• _EXERCISE TASK_
Reproduce each line of the listing below without any changes.

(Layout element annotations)
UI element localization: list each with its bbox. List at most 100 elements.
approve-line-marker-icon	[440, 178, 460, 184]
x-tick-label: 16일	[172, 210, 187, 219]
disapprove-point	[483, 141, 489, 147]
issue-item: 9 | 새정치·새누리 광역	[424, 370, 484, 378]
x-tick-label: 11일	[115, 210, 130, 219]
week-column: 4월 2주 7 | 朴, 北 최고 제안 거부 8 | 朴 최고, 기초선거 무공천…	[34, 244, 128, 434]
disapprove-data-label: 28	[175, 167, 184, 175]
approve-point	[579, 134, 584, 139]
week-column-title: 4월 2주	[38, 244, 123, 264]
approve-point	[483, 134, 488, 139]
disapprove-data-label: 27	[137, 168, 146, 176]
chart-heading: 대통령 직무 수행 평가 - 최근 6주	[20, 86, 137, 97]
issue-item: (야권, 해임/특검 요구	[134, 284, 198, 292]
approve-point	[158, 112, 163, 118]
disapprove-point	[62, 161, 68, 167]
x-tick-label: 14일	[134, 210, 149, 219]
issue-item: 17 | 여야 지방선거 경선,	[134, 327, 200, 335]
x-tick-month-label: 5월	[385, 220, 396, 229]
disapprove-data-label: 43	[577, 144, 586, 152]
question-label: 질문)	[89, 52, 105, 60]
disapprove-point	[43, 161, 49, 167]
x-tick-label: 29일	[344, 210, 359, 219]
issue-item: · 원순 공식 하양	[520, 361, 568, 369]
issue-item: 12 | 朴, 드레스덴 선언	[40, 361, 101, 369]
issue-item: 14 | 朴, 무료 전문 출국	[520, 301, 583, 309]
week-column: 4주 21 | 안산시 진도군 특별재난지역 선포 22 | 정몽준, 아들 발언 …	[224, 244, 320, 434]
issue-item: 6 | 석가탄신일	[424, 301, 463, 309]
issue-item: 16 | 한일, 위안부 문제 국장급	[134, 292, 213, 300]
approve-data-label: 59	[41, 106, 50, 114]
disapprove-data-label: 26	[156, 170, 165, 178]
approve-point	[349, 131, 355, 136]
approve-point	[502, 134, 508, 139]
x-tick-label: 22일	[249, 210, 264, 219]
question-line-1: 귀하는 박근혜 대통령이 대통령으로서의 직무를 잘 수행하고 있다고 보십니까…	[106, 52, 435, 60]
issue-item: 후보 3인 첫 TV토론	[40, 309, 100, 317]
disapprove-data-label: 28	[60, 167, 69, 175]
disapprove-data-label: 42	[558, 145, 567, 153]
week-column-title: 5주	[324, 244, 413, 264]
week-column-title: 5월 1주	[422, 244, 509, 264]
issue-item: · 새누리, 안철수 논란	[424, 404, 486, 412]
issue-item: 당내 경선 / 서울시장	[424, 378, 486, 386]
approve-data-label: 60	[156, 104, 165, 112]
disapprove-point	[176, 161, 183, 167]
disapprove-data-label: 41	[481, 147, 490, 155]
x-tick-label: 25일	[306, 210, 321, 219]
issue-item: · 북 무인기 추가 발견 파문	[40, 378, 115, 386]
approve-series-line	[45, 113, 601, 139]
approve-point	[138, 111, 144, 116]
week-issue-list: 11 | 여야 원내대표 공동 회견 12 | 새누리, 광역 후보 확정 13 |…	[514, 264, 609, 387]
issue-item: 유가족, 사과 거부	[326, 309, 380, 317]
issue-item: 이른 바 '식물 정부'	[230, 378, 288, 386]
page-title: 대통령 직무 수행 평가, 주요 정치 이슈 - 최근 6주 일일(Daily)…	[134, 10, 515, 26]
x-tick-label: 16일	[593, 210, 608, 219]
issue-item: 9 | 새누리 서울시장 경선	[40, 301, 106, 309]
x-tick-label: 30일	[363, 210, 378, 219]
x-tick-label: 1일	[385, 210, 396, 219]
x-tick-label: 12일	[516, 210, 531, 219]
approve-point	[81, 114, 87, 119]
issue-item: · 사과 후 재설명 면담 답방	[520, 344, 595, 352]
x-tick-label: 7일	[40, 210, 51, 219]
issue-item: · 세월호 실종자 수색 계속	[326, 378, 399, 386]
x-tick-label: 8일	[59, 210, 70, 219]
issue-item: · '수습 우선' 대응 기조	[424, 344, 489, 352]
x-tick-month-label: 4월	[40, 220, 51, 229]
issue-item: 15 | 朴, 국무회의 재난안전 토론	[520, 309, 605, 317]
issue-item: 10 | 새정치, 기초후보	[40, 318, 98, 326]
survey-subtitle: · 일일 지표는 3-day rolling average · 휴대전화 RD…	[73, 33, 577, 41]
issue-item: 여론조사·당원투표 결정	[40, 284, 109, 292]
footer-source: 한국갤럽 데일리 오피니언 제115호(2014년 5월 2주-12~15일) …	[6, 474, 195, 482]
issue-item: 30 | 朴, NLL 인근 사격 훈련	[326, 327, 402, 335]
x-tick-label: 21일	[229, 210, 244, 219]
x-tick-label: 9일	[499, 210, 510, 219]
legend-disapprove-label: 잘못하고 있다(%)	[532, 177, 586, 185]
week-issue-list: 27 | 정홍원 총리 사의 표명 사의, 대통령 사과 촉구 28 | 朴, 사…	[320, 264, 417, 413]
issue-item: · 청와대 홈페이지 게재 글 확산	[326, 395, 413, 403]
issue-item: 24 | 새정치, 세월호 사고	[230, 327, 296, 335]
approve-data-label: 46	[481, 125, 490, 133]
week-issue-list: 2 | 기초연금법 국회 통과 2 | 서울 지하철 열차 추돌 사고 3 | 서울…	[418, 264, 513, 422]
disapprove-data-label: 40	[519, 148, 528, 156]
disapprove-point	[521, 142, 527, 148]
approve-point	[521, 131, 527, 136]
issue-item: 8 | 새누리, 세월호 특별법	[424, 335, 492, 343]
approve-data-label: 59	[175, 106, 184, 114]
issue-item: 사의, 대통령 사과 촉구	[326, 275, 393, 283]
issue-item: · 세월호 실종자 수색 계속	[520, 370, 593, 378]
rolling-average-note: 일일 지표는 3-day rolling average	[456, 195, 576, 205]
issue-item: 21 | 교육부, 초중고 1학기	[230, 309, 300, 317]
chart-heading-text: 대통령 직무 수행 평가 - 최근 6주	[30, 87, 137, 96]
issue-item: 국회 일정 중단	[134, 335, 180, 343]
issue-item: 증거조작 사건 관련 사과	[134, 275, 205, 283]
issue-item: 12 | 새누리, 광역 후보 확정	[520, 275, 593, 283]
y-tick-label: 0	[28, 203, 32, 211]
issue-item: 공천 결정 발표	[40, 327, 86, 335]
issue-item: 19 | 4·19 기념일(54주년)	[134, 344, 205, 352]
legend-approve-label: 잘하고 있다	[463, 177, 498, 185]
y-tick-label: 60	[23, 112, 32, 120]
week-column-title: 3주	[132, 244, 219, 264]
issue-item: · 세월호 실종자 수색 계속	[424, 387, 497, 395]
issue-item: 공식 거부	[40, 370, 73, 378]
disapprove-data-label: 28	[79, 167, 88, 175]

• _EXPECTED ANSWER_
UI element localization: list each with its bbox. List at most 100 elements.
approve-line-marker-icon	[440, 178, 460, 184]
x-tick-label: 16일	[172, 210, 187, 219]
disapprove-point	[483, 141, 489, 147]
issue-item: 9 | 새정치·새누리 광역	[424, 370, 484, 378]
x-tick-label: 11일	[115, 210, 130, 219]
week-column: 4월 2주 7 | 朴, 北 최고 제안 거부 8 | 朴 최고, 기초선거 무공천…	[34, 244, 128, 434]
disapprove-data-label: 28	[175, 167, 184, 175]
approve-point	[579, 134, 584, 139]
week-column-title: 4월 2주	[38, 244, 123, 264]
approve-point	[483, 134, 488, 139]
disapprove-data-label: 27	[137, 168, 146, 176]
chart-heading: 대통령 직무 수행 평가 - 최근 6주	[20, 86, 137, 97]
issue-item: (야권, 해임/특검 요구	[134, 284, 198, 292]
approve-point	[158, 112, 163, 118]
disapprove-point	[62, 161, 68, 167]
x-tick-label: 14일	[134, 210, 149, 219]
issue-item: 17 | 여야 지방선거 경선,	[134, 327, 200, 335]
x-tick-month-label: 5월	[385, 220, 396, 229]
disapprove-data-label: 43	[577, 144, 586, 152]
question-label: 질문)	[89, 52, 105, 60]
disapprove-point	[43, 161, 49, 167]
x-tick-label: 29일	[344, 210, 359, 219]
issue-item: · 원순 공식 하양	[520, 361, 568, 369]
issue-item: 12 | 朴, 드레스덴 선언	[40, 361, 101, 369]
issue-item: 14 | 朴, 무료 전문 출국	[520, 301, 583, 309]
week-column: 4주 21 | 안산시 진도군 특별재난지역 선포 22 | 정몽준, 아들 발언 …	[224, 244, 320, 434]
issue-item: 6 | 석가탄신일	[424, 301, 463, 309]
issue-item: 16 | 한일, 위안부 문제 국장급	[134, 292, 213, 300]
approve-data-label: 59	[41, 106, 50, 114]
disapprove-data-label: 26	[156, 170, 165, 178]
approve-point	[349, 131, 355, 136]
approve-point	[502, 134, 508, 139]
x-tick-label: 22일	[249, 210, 264, 219]
question-line-1: 귀하는 박근혜 대통령이 대통령으로서의 직무를 잘 수행하고 있다고 보십니까…	[106, 52, 435, 60]
issue-item: 후보 3인 첫 TV토론	[40, 309, 100, 317]
disapprove-data-label: 28	[60, 167, 69, 175]
disapprove-data-label: 42	[558, 145, 567, 153]
week-column-title: 5주	[324, 244, 413, 264]
week-column-title: 5월 1주	[422, 244, 509, 264]
issue-item: · 새누리, 안철수 논란	[424, 404, 486, 412]
issue-item: 당내 경선 / 서울시장	[424, 378, 486, 386]
approve-data-label: 60	[156, 104, 165, 112]
disapprove-point	[176, 161, 183, 167]
disapprove-data-label: 41	[481, 147, 490, 155]
x-tick-label: 25일	[306, 210, 321, 219]
issue-item: · 북 무인기 추가 발견 파문	[40, 378, 115, 386]
approve-series-line	[45, 113, 601, 139]
approve-point	[138, 111, 144, 116]
week-issue-list: 11 | 여야 원내대표 공동 회견 12 | 새누리, 광역 후보 확정 13 |…	[514, 264, 609, 387]
issue-item: 유가족, 사과 거부	[326, 309, 380, 317]
issue-item: 이른 바 '식물 정부'	[230, 378, 288, 386]
page-title: 대통령 직무 수행 평가, 주요 정치 이슈 - 최근 6주 일일(Daily)…	[134, 10, 515, 26]
x-tick-label: 16일	[593, 210, 608, 219]
issue-item: 9 | 새누리 서울시장 경선	[40, 301, 106, 309]
x-tick-label: 30일	[363, 210, 378, 219]
x-tick-label: 1일	[385, 210, 396, 219]
x-tick-label: 12일	[516, 210, 531, 219]
approve-point	[81, 114, 87, 119]
issue-item: · 사과 후 재설명 면담 답방	[520, 344, 595, 352]
x-tick-label: 7일	[40, 210, 51, 219]
issue-item: · 세월호 실종자 수색 계속	[326, 378, 399, 386]
x-tick-label: 8일	[59, 210, 70, 219]
issue-item: · '수습 우선' 대응 기조	[424, 344, 489, 352]
x-tick-month-label: 4월	[40, 220, 51, 229]
issue-item: 15 | 朴, 국무회의 재난안전 토론	[520, 309, 605, 317]
issue-item: 10 | 새정치, 기초후보	[40, 318, 98, 326]
survey-subtitle: · 일일 지표는 3-day rolling average · 휴대전화 RD…	[73, 33, 577, 41]
issue-item: 여론조사·당원투표 결정	[40, 284, 109, 292]
footer-source: 한국갤럽 데일리 오피니언 제115호(2014년 5월 2주-12~15일) …	[6, 474, 195, 482]
issue-item: 30 | 朴, NLL 인근 사격 훈련	[326, 327, 402, 335]
x-tick-label: 21일	[229, 210, 244, 219]
x-tick-label: 9일	[499, 210, 510, 219]
legend-disapprove-label: 잘못하고 있다(%)	[532, 177, 586, 185]
week-issue-list: 27 | 정홍원 총리 사의 표명 사의, 대통령 사과 촉구 28 | 朴, 사…	[320, 264, 417, 413]
issue-item: · 청와대 홈페이지 게재 글 확산	[326, 395, 413, 403]
issue-item: 24 | 새정치, 세월호 사고	[230, 327, 296, 335]
approve-data-label: 46	[481, 125, 490, 133]
week-issue-list: 2 | 기초연금법 국회 통과 2 | 서울 지하철 열차 추돌 사고 3 | 서울…	[418, 264, 513, 422]
disapprove-data-label: 40	[519, 148, 528, 156]
disapprove-point	[521, 142, 527, 148]
approve-point	[521, 131, 527, 136]
issue-item: 8 | 새누리, 세월호 특별법	[424, 335, 492, 343]
approve-data-label: 59	[175, 106, 184, 114]
issue-item: 사의, 대통령 사과 촉구	[326, 275, 393, 283]
issue-item: · 세월호 실종자 수색 계속	[520, 370, 593, 378]
rolling-average-note: 일일 지표는 3-day rolling average	[456, 195, 576, 205]
issue-item: 21 | 교육부, 초중고 1학기	[230, 309, 300, 317]
chart-heading-text: 대통령 직무 수행 평가 - 최근 6주	[30, 87, 137, 96]
issue-item: 국회 일정 중단	[134, 335, 180, 343]
issue-item: 증거조작 사건 관련 사과	[134, 275, 205, 283]
issue-item: 12 | 새누리, 광역 후보 확정	[520, 275, 593, 283]
y-tick-label: 0	[28, 203, 32, 211]
issue-item: 공천 결정 발표	[40, 327, 86, 335]
issue-item: 19 | 4·19 기념일(54주년)	[134, 344, 205, 352]
legend-approve-label: 잘하고 있다	[463, 177, 498, 185]
y-tick-label: 60	[23, 112, 32, 120]
week-column-title: 3주	[132, 244, 219, 264]
issue-item: · 세월호 실종자 수색 계속	[424, 387, 497, 395]
issue-item: 공식 거부	[40, 370, 73, 378]
disapprove-data-label: 28	[79, 167, 88, 175]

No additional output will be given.